** start **

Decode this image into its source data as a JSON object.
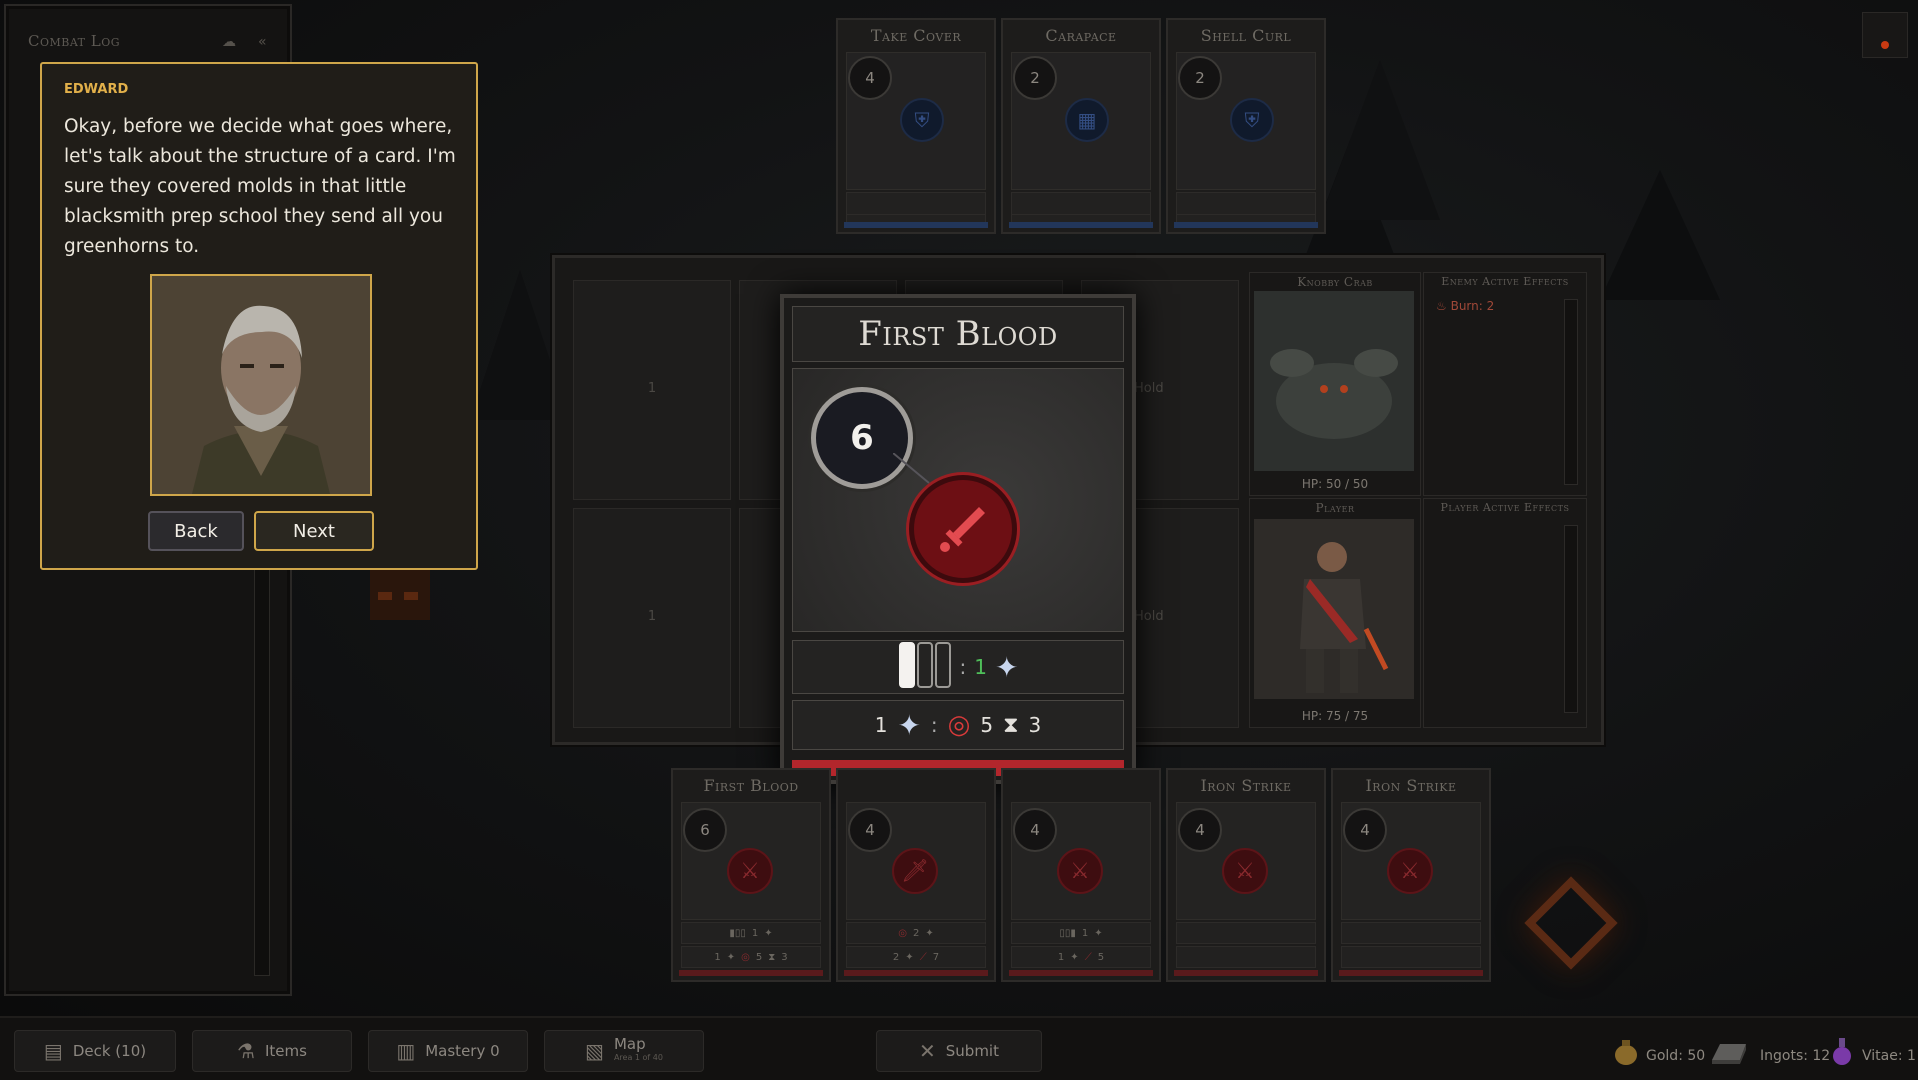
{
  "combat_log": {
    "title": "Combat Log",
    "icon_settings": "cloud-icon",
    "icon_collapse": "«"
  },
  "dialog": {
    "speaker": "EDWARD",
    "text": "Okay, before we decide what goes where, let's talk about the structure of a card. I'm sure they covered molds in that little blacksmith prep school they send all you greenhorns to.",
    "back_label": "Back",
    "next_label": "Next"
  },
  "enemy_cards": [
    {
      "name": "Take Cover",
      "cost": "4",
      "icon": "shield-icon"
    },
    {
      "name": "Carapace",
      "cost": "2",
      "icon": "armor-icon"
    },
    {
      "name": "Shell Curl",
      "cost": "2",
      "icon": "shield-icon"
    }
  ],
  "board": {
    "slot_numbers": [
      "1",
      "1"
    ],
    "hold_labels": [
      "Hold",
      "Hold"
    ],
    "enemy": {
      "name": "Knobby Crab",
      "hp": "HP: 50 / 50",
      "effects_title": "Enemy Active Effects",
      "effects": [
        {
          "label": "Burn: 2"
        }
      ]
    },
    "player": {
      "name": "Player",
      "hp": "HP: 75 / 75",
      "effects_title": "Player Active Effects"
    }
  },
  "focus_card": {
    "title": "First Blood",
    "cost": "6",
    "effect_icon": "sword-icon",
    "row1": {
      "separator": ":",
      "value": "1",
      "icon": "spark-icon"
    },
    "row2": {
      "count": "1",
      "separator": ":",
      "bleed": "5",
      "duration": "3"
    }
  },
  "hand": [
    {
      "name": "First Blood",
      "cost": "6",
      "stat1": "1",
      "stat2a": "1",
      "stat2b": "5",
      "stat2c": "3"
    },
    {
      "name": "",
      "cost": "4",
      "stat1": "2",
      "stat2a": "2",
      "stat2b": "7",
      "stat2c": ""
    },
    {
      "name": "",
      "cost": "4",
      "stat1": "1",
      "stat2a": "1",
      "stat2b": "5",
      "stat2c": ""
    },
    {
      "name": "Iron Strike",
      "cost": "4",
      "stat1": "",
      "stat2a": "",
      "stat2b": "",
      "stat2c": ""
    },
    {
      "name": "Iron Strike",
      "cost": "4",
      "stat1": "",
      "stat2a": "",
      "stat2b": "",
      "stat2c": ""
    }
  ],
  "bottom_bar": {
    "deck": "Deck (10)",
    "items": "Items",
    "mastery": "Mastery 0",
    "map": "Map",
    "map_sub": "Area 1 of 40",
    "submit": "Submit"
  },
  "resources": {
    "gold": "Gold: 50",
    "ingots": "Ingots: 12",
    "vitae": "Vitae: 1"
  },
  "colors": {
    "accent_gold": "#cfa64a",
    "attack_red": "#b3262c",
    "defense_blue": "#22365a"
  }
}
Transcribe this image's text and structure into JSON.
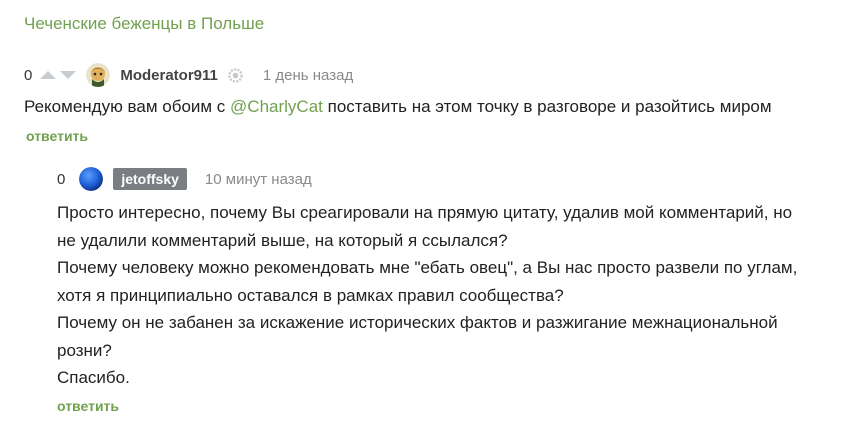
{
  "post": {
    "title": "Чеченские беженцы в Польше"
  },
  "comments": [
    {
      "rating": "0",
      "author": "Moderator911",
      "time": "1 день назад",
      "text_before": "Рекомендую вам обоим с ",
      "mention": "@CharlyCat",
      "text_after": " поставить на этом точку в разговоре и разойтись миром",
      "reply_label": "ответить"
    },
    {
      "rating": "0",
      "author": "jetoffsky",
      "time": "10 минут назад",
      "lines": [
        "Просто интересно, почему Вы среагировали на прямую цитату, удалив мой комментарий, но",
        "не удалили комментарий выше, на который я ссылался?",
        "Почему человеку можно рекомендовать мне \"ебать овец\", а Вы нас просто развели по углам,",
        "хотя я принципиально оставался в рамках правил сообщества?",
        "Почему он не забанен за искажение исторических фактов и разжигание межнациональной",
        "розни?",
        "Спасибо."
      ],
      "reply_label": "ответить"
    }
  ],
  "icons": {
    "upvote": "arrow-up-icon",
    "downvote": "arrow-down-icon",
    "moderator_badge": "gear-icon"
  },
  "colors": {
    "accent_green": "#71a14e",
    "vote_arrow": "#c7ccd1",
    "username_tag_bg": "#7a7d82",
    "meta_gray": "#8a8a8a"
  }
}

** end **

Please retype the entries above word for word, but only from the line containing "Transcribe this image's" through the last line, and without the pictures.

Worked solution
Transcribe this image's text and structure into JSON.
{
  "post": {
    "title": "Чеченские беженцы в Польше"
  },
  "comments": [
    {
      "rating": "0",
      "author": "Moderator911",
      "time": "1 день назад",
      "text_before": "Рекомендую вам обоим с ",
      "mention": "@CharlyCat",
      "text_after": " поставить на этом точку в разговоре и разойтись миром",
      "reply_label": "ответить"
    },
    {
      "rating": "0",
      "author": "jetoffsky",
      "time": "10 минут назад",
      "lines": [
        "Просто интересно, почему Вы среагировали на прямую цитату, удалив мой комментарий, но",
        "не удалили комментарий выше, на который я ссылался?",
        "Почему человеку можно рекомендовать мне \"ебать овец\", а Вы нас просто развели по углам,",
        "хотя я принципиально оставался в рамках правил сообщества?",
        "Почему он не забанен за искажение исторических фактов и разжигание межнациональной",
        "розни?",
        "Спасибо."
      ],
      "reply_label": "ответить"
    }
  ],
  "icons": {
    "upvote": "arrow-up-icon",
    "downvote": "arrow-down-icon",
    "moderator_badge": "gear-icon"
  },
  "colors": {
    "accent_green": "#71a14e",
    "vote_arrow": "#c7ccd1",
    "username_tag_bg": "#7a7d82",
    "meta_gray": "#8a8a8a"
  }
}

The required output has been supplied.